Exercise: Below is a listing to transcribe in full and exactly; keep the pictures out.

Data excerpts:
┄┄┄┄┄┄┄┄┄┄
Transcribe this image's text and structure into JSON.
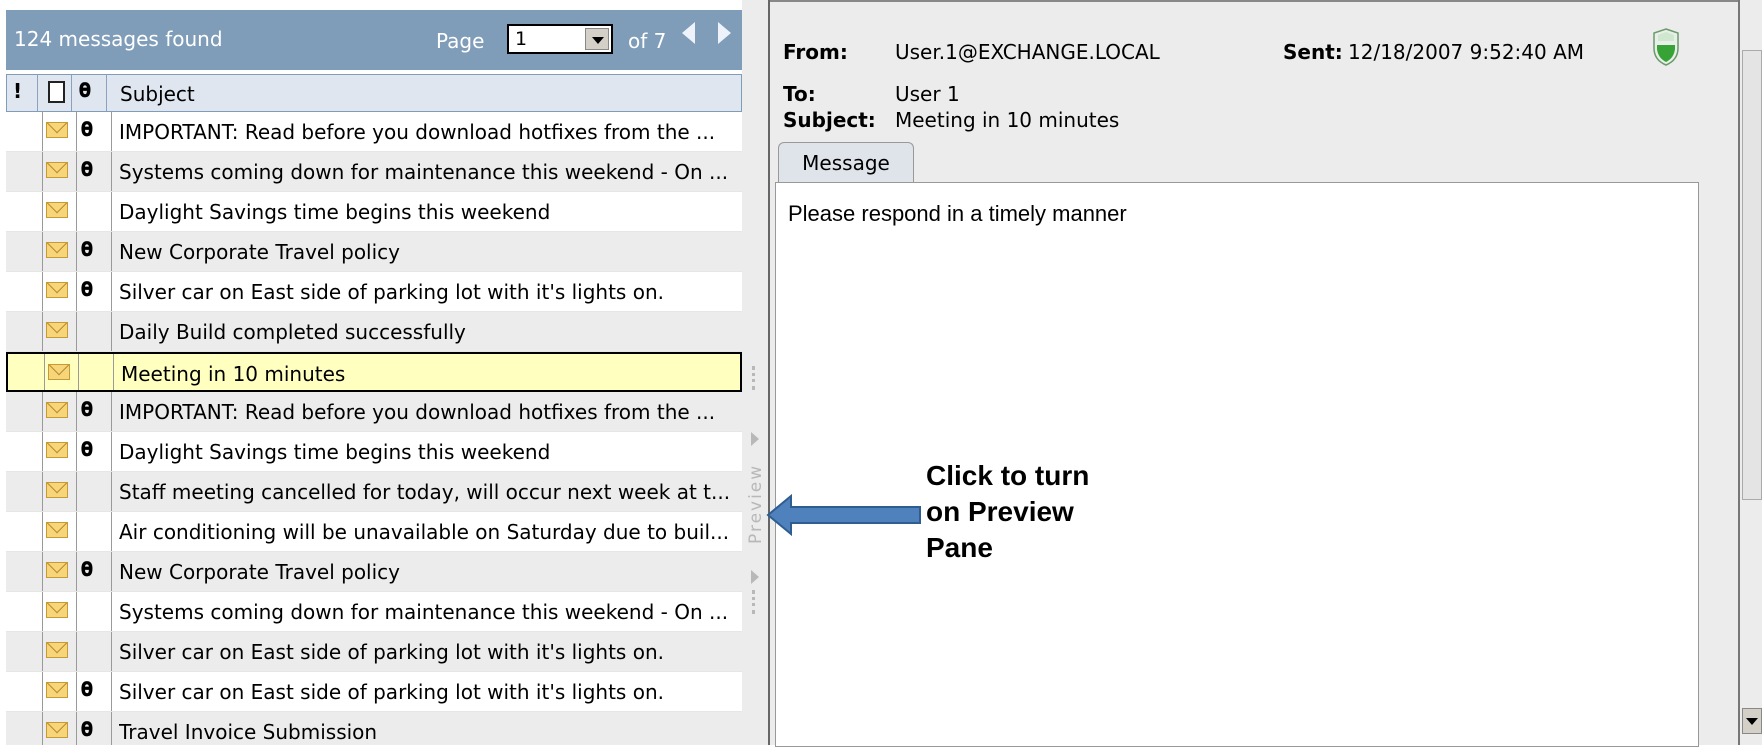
{
  "list": {
    "count_text": "124 messages found",
    "page_label": "Page",
    "page_value": "1",
    "page_of": "of 7",
    "columns": {
      "importance": "!",
      "subject": "Subject"
    },
    "rows": [
      {
        "subject": "IMPORTANT: Read before you download hotfixes from the ...",
        "attachment": true,
        "selected": false
      },
      {
        "subject": "Systems coming down for maintenance this weekend - On ...",
        "attachment": true,
        "selected": false
      },
      {
        "subject": "Daylight Savings time begins this weekend",
        "attachment": false,
        "selected": false
      },
      {
        "subject": "New Corporate Travel policy",
        "attachment": true,
        "selected": false
      },
      {
        "subject": "Silver car on East side of parking lot with it's lights on.",
        "attachment": true,
        "selected": false
      },
      {
        "subject": "Daily Build completed successfully",
        "attachment": false,
        "selected": false
      },
      {
        "subject": "Meeting in 10 minutes",
        "attachment": false,
        "selected": true
      },
      {
        "subject": "IMPORTANT: Read before you download hotfixes from the ...",
        "attachment": true,
        "selected": false
      },
      {
        "subject": "Daylight Savings time begins this weekend",
        "attachment": true,
        "selected": false
      },
      {
        "subject": "Staff meeting cancelled for today, will occur next week at t...",
        "attachment": false,
        "selected": false
      },
      {
        "subject": "Air conditioning will be unavailable on Saturday due to buil...",
        "attachment": false,
        "selected": false
      },
      {
        "subject": "New Corporate Travel policy",
        "attachment": true,
        "selected": false
      },
      {
        "subject": "Systems coming down for maintenance this weekend - On ...",
        "attachment": false,
        "selected": false
      },
      {
        "subject": "Silver car on East side of parking lot with it's lights on.",
        "attachment": false,
        "selected": false
      },
      {
        "subject": "Silver car on East side of parking lot with it's lights on.",
        "attachment": true,
        "selected": false
      },
      {
        "subject": "Travel Invoice Submission",
        "attachment": true,
        "selected": false
      }
    ]
  },
  "splitter": {
    "label": "Preview"
  },
  "preview": {
    "from_label": "From:",
    "from_value": "User.1@EXCHANGE.LOCAL",
    "sent_label": "Sent:",
    "sent_value": "12/18/2007 9:52:40 AM",
    "to_label": "To:",
    "to_value": "User 1",
    "subject_label": "Subject:",
    "subject_value": "Meeting in 10 minutes",
    "tab_label": "Message",
    "body": "Please respond in a timely manner"
  },
  "callout": {
    "text": "Click to turn\non Preview\nPane"
  },
  "icons": {
    "envelope": "envelope-icon",
    "attachment": "paperclip-icon",
    "security": "shield-icon",
    "callout_arrow": "arrow-left-icon"
  },
  "colors": {
    "header_bar": "#7f9db9",
    "selected_row": "#ffffc0",
    "arrow_fill": "#4f81bd"
  }
}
┄┄┄┄┄┄┄┄┄┄
Exercise answer:
Transcribe this image's text and structure into JSON.
{
  "list": {
    "count_text": "124 messages found",
    "page_label": "Page",
    "page_value": "1",
    "page_of": "of 7",
    "columns": {
      "importance": "!",
      "subject": "Subject"
    },
    "rows": [
      {
        "subject": "IMPORTANT: Read before you download hotfixes from the ...",
        "attachment": true,
        "selected": false
      },
      {
        "subject": "Systems coming down for maintenance this weekend - On ...",
        "attachment": true,
        "selected": false
      },
      {
        "subject": "Daylight Savings time begins this weekend",
        "attachment": false,
        "selected": false
      },
      {
        "subject": "New Corporate Travel policy",
        "attachment": true,
        "selected": false
      },
      {
        "subject": "Silver car on East side of parking lot with it's lights on.",
        "attachment": true,
        "selected": false
      },
      {
        "subject": "Daily Build completed successfully",
        "attachment": false,
        "selected": false
      },
      {
        "subject": "Meeting in 10 minutes",
        "attachment": false,
        "selected": true
      },
      {
        "subject": "IMPORTANT: Read before you download hotfixes from the ...",
        "attachment": true,
        "selected": false
      },
      {
        "subject": "Daylight Savings time begins this weekend",
        "attachment": true,
        "selected": false
      },
      {
        "subject": "Staff meeting cancelled for today, will occur next week at t...",
        "attachment": false,
        "selected": false
      },
      {
        "subject": "Air conditioning will be unavailable on Saturday due to buil...",
        "attachment": false,
        "selected": false
      },
      {
        "subject": "New Corporate Travel policy",
        "attachment": true,
        "selected": false
      },
      {
        "subject": "Systems coming down for maintenance this weekend - On ...",
        "attachment": false,
        "selected": false
      },
      {
        "subject": "Silver car on East side of parking lot with it's lights on.",
        "attachment": false,
        "selected": false
      },
      {
        "subject": "Silver car on East side of parking lot with it's lights on.",
        "attachment": true,
        "selected": false
      },
      {
        "subject": "Travel Invoice Submission",
        "attachment": true,
        "selected": false
      }
    ]
  },
  "splitter": {
    "label": "Preview"
  },
  "preview": {
    "from_label": "From:",
    "from_value": "User.1@EXCHANGE.LOCAL",
    "sent_label": "Sent:",
    "sent_value": "12/18/2007 9:52:40 AM",
    "to_label": "To:",
    "to_value": "User 1",
    "subject_label": "Subject:",
    "subject_value": "Meeting in 10 minutes",
    "tab_label": "Message",
    "body": "Please respond in a timely manner"
  },
  "callout": {
    "text": "Click to turn\non Preview\nPane"
  },
  "icons": {
    "envelope": "envelope-icon",
    "attachment": "paperclip-icon",
    "security": "shield-icon",
    "callout_arrow": "arrow-left-icon"
  },
  "colors": {
    "header_bar": "#7f9db9",
    "selected_row": "#ffffc0",
    "arrow_fill": "#4f81bd"
  }
}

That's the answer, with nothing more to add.